What this task involves: Images embedded in the records are excluded; print everything else exactly as given.

* * * * * * * * *

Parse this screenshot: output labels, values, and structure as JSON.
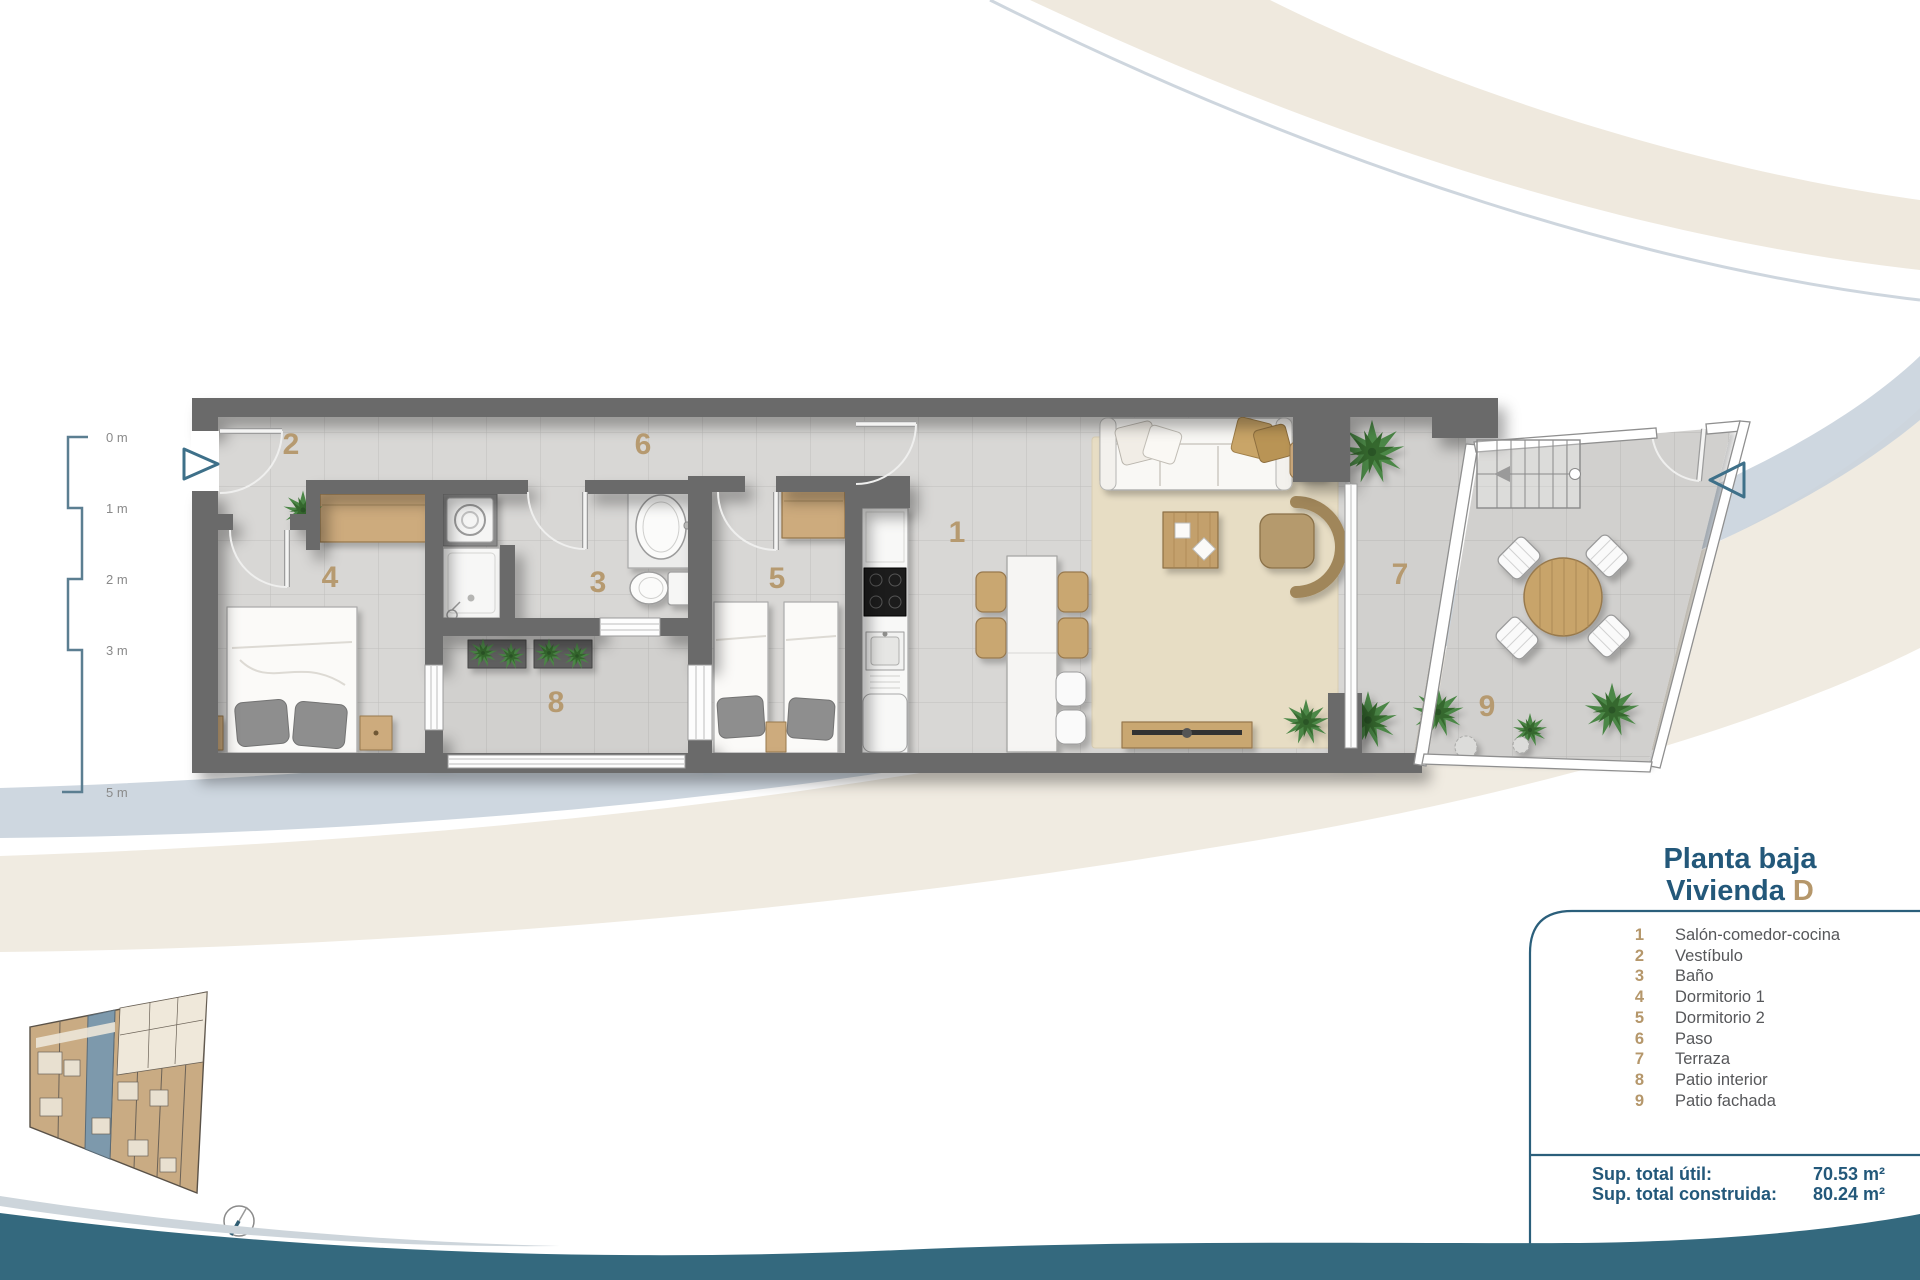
{
  "rooms": [
    {
      "num": "1",
      "label": "Salón-comedor-cocina"
    },
    {
      "num": "2",
      "label": "Vestíbulo"
    },
    {
      "num": "3",
      "label": "Baño"
    },
    {
      "num": "4",
      "label": "Dormitorio 1"
    },
    {
      "num": "5",
      "label": "Dormitorio 2"
    },
    {
      "num": "6",
      "label": "Paso"
    },
    {
      "num": "7",
      "label": "Terraza"
    },
    {
      "num": "8",
      "label": "Patio interior"
    },
    {
      "num": "9",
      "label": "Patio fachada"
    }
  ],
  "title": {
    "line1": "Planta baja",
    "line2_prefix": "Vivienda",
    "line2_unit": "D"
  },
  "totals": [
    {
      "label": "Sup. total útil:",
      "value": "70.53 m²"
    },
    {
      "label": "Sup. total construida:",
      "value": "80.24 m²"
    }
  ],
  "scale_labels": [
    "0 m",
    "1 m",
    "2 m",
    "3 m",
    "5 m"
  ],
  "colors": {
    "accent_teal": "#23587a",
    "accent_tan": "#b5976b",
    "wall_gray": "#6b6b6b",
    "footer_wave": "#34697e",
    "swoosh_blue": "#c9d3dd",
    "swoosh_beige": "#f0ebe1"
  }
}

* * * * * * * * *

Output below:
Parse this screenshot: output labels, values, and structure as JSON.
{
  "rooms": [
    {
      "num": "1",
      "label": "Salón-comedor-cocina"
    },
    {
      "num": "2",
      "label": "Vestíbulo"
    },
    {
      "num": "3",
      "label": "Baño"
    },
    {
      "num": "4",
      "label": "Dormitorio 1"
    },
    {
      "num": "5",
      "label": "Dormitorio 2"
    },
    {
      "num": "6",
      "label": "Paso"
    },
    {
      "num": "7",
      "label": "Terraza"
    },
    {
      "num": "8",
      "label": "Patio interior"
    },
    {
      "num": "9",
      "label": "Patio fachada"
    }
  ],
  "title": {
    "line1": "Planta baja",
    "line2_prefix": "Vivienda",
    "line2_unit": "D"
  },
  "totals": [
    {
      "label": "Sup. total útil:",
      "value": "70.53 m²"
    },
    {
      "label": "Sup. total construida:",
      "value": "80.24 m²"
    }
  ],
  "scale_labels": [
    "0 m",
    "1 m",
    "2 m",
    "3 m",
    "5 m"
  ],
  "colors": {
    "accent_teal": "#23587a",
    "accent_tan": "#b5976b",
    "wall_gray": "#6b6b6b",
    "footer_wave": "#34697e",
    "swoosh_blue": "#c9d3dd",
    "swoosh_beige": "#f0ebe1"
  }
}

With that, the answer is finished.